Supplied records:
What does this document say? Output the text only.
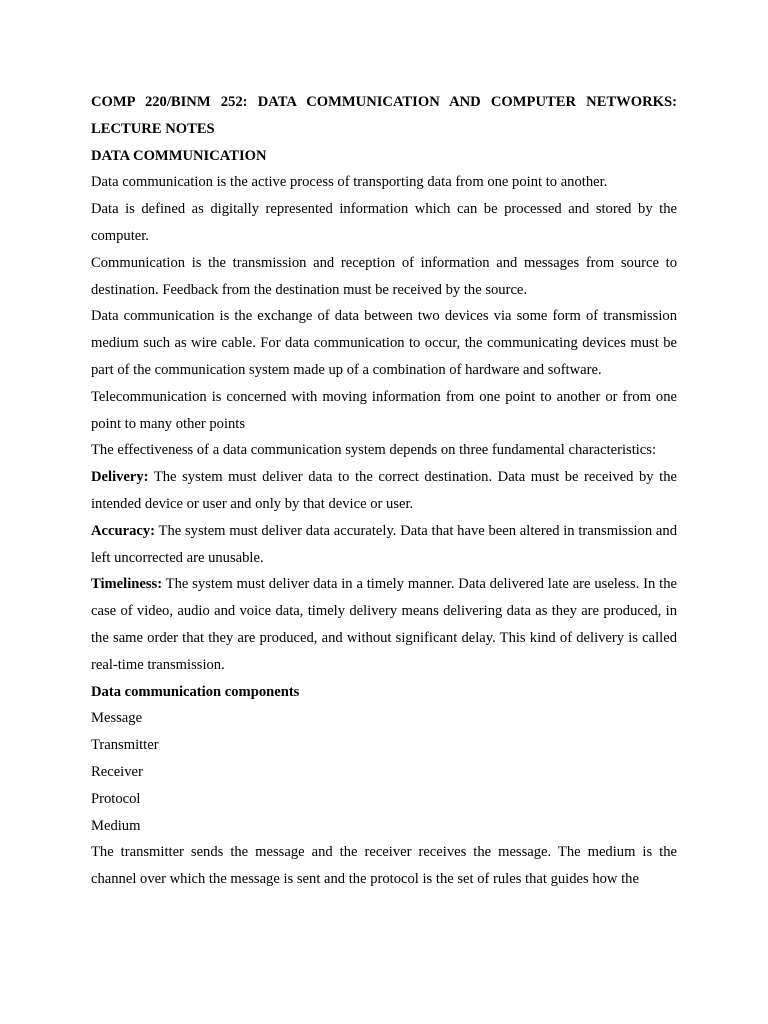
COMP 220/BINM 252: DATA COMMUNICATION AND COMPUTER NETWORKS:
LECTURE NOTES
DATA COMMUNICATION

Data communication is the active process of transporting data from one point to another.

Data is defined as digitally represented information which can be processed and stored by the computer.

Communication is the transmission and reception of information and messages from source to destination. Feedback from the destination must be received by the source.

Data communication is the exchange of data between two devices via some form of transmission medium such as wire cable. For data communication to occur, the communicating devices must be part of the communication system made up of a combination of hardware and software.

Telecommunication is concerned with moving information from one point to another or from one point to many other points

The effectiveness of a data communication system depends on three fundamental characteristics:

Delivery: The system must deliver data to the correct destination. Data must be received by the intended device or user and only by that device or user.

Accuracy: The system must deliver data accurately. Data that have been altered in transmission and left uncorrected are unusable.

Timeliness: The system must deliver data in a timely manner. Data delivered late are useless. In the case of video, audio and voice data, timely delivery means delivering data as they are produced, in the same order that they are produced, and without significant delay. This kind of delivery is called real-time transmission.

Data communication components
Message
Transmitter
Receiver
Protocol
Medium

The transmitter sends the message and the receiver receives the message. The medium is the channel over which the message is sent and the protocol is the set of rules that guides how the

Job: Working from the lines above, reproduce the material exactly and exclude its pictures.

Full response:
What does this document say? Output the text only.
COMP 220/BINM 252: DATA COMMUNICATION AND COMPUTER NETWORKS:
LECTURE NOTES
DATA COMMUNICATION

Data communication is the active process of transporting data from one point to another.

Data is defined as digitally represented information which can be processed and stored by the computer.

Communication is the transmission and reception of information and messages from source to destination. Feedback from the destination must be received by the source.

Data communication is the exchange of data between two devices via some form of transmission medium such as wire cable. For data communication to occur, the communicating devices must be part of the communication system made up of a combination of hardware and software.

Telecommunication is concerned with moving information from one point to another or from one point to many other points

The effectiveness of a data communication system depends on three fundamental characteristics:

Delivery: The system must deliver data to the correct destination. Data must be received by the intended device or user and only by that device or user.

Accuracy: The system must deliver data accurately. Data that have been altered in transmission and left uncorrected are unusable.

Timeliness: The system must deliver data in a timely manner. Data delivered late are useless. In the case of video, audio and voice data, timely delivery means delivering data as they are produced, in the same order that they are produced, and without significant delay. This kind of delivery is called real-time transmission.

Data communication components
Message
Transmitter
Receiver
Protocol
Medium

The transmitter sends the message and the receiver receives the message. The medium is the channel over which the message is sent and the protocol is the set of rules that guides how the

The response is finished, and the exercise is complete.